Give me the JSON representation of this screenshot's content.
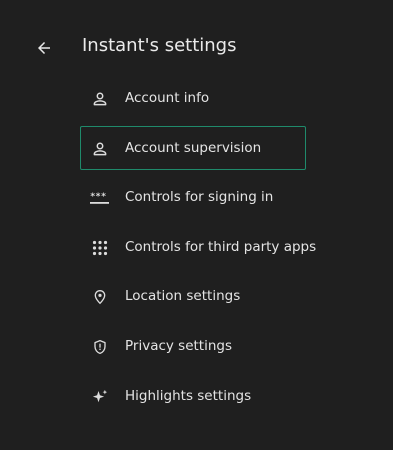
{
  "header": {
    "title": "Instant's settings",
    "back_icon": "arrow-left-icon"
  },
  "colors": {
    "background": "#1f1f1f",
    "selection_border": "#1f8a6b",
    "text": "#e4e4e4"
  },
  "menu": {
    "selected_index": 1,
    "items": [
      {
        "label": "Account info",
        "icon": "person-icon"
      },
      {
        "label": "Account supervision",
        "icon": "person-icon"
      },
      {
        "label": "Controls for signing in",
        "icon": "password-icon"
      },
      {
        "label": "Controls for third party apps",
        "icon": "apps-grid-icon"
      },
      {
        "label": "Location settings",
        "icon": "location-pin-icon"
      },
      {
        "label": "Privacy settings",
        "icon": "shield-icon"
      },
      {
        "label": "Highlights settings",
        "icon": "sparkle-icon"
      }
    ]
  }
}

++++

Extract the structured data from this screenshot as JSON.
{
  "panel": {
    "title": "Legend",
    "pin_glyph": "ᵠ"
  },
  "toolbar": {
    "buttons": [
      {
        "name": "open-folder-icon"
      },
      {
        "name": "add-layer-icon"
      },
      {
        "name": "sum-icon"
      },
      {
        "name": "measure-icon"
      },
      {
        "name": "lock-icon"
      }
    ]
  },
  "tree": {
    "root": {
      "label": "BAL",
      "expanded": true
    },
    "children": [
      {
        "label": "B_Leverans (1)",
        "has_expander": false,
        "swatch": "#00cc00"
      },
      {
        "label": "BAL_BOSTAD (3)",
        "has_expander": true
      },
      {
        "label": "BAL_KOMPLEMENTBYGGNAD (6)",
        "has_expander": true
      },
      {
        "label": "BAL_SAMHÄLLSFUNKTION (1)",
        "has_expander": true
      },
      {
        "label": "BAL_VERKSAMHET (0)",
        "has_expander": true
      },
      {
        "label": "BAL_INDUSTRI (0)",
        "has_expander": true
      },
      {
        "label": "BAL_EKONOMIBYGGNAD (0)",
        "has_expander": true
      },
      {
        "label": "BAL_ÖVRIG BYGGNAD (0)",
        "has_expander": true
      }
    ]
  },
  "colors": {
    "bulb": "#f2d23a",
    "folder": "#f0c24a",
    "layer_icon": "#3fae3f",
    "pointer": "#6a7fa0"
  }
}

++++

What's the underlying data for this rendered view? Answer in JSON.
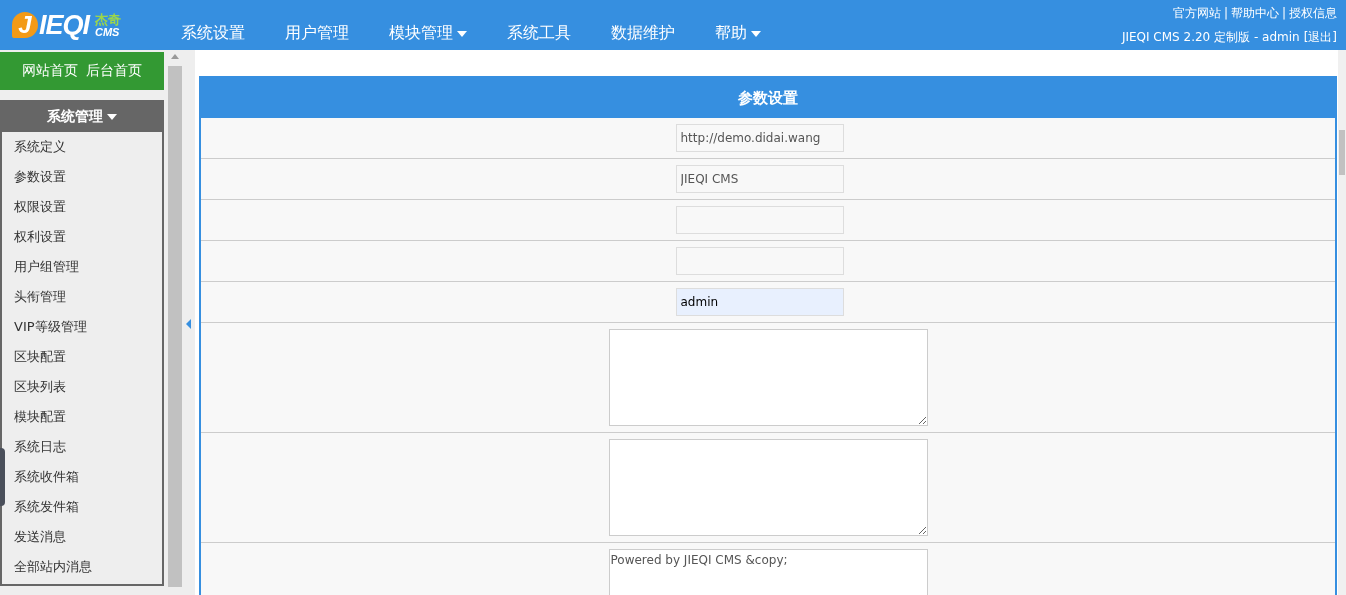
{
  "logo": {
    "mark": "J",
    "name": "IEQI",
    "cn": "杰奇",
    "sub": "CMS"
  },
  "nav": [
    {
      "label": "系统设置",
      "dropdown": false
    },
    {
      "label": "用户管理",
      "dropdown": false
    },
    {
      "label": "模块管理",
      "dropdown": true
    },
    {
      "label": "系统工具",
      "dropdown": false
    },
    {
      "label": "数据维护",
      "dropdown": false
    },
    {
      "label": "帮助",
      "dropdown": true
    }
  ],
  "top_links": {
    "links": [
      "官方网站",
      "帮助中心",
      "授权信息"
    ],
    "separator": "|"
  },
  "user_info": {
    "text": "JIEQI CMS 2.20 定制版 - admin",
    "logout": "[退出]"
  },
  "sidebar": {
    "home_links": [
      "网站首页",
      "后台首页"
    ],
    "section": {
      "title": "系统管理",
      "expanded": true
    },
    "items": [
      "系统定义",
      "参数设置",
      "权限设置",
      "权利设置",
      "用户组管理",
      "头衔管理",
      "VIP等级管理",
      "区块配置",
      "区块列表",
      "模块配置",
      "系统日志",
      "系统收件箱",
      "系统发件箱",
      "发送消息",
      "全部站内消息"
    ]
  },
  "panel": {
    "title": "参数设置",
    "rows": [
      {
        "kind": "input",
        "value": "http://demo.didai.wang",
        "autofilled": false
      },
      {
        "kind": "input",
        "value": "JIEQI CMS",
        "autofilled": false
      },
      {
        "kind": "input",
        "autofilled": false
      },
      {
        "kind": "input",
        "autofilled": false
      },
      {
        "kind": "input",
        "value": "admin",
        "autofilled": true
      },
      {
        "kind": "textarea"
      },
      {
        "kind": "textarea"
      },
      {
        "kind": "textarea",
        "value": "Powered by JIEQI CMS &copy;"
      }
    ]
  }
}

++++

Count how many lines of the data include the word "this". Your reply should be that number alone.

3